WRITTEN EXERCISE:
Exclude the pictures, then copy all remaining records exactly.

### SUPPLIED MATERIAL ###

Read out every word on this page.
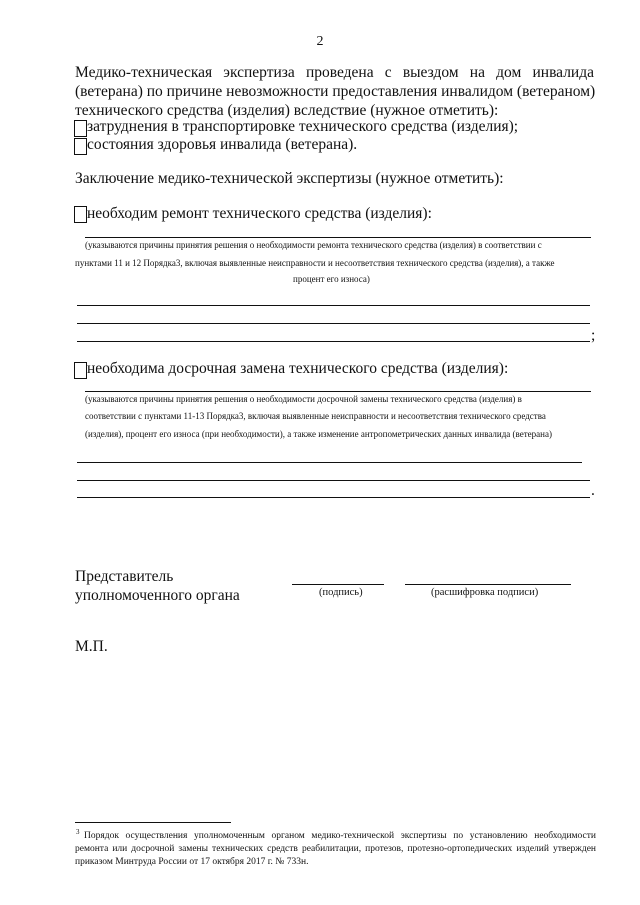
2
Медико-техническая экспертиза проведена с выездом на дом инвалида
(ветерана) по причине невозможности предоставления инвалидом (ветераном)
технического средства (изделия) вследствие (нужное отметить):
затруднения в транспортировке технического средства (изделия);
состояния здоровья инвалида (ветерана).
Заключение медико-технической экспертизы (нужное отметить):
необходим ремонт технического средства (изделия):
(указываются причины принятия решения о необходимости ремонта технического средства (изделия) в соответствии с
пунктами 11 и 12 Порядка3, включая выявленные неисправности и несоответствия технического средства (изделия), а также
процент его износа)
;
необходима досрочная замена технического средства (изделия):
(указываются причины принятия решения о необходимости досрочной замены технического средства (изделия) в
соответствии с пунктами 11-13 Порядка3, включая выявленные неисправности и несоответствия технического средства
(изделия), процент его износа (при необходимости), а также изменение антропометрических данных инвалида (ветерана)
.
Представитель
уполномоченного органа	(подпись)	(расшифровка подписи)
М.П.
3 Порядок осуществления уполномоченным органом медико-технической экспертизы по установлению необходимости
ремонта или досрочной замены технических средств реабилитации, протезов, протезно-ортопедических изделий утвержден
приказом Минтруда России от 17 октября 2017 г. № 733н.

###

CORRECT OUTPUT:
Read out every word on this page.
2
Медико-техническая экспертиза проведена с выездом на дом инвалида
(ветерана) по причине невозможности предоставления инвалидом (ветераном)
технического средства (изделия) вследствие (нужное отметить):
затруднения в транспортировке технического средства (изделия);
состояния здоровья инвалида (ветерана).
Заключение медико-технической экспертизы (нужное отметить):
необходим ремонт технического средства (изделия):
(указываются причины принятия решения о необходимости ремонта технического средства (изделия) в соответствии с
пунктами 11 и 12 Порядка3, включая выявленные неисправности и несоответствия технического средства (изделия), а также
процент его износа)
;
необходима досрочная замена технического средства (изделия):
(указываются причины принятия решения о необходимости досрочной замены технического средства (изделия) в
соответствии с пунктами 11-13 Порядка3, включая выявленные неисправности и несоответствия технического средства
(изделия), процент его износа (при необходимости), а также изменение антропометрических данных инвалида (ветерана)
.
Представитель
уполномоченного органа	(подпись)	(расшифровка подписи)
М.П.
3 Порядок осуществления уполномоченным органом медико-технической экспертизы по установлению необходимости
ремонта или досрочной замены технических средств реабилитации, протезов, протезно-ортопедических изделий утвержден
приказом Минтруда России от 17 октября 2017 г. № 733н.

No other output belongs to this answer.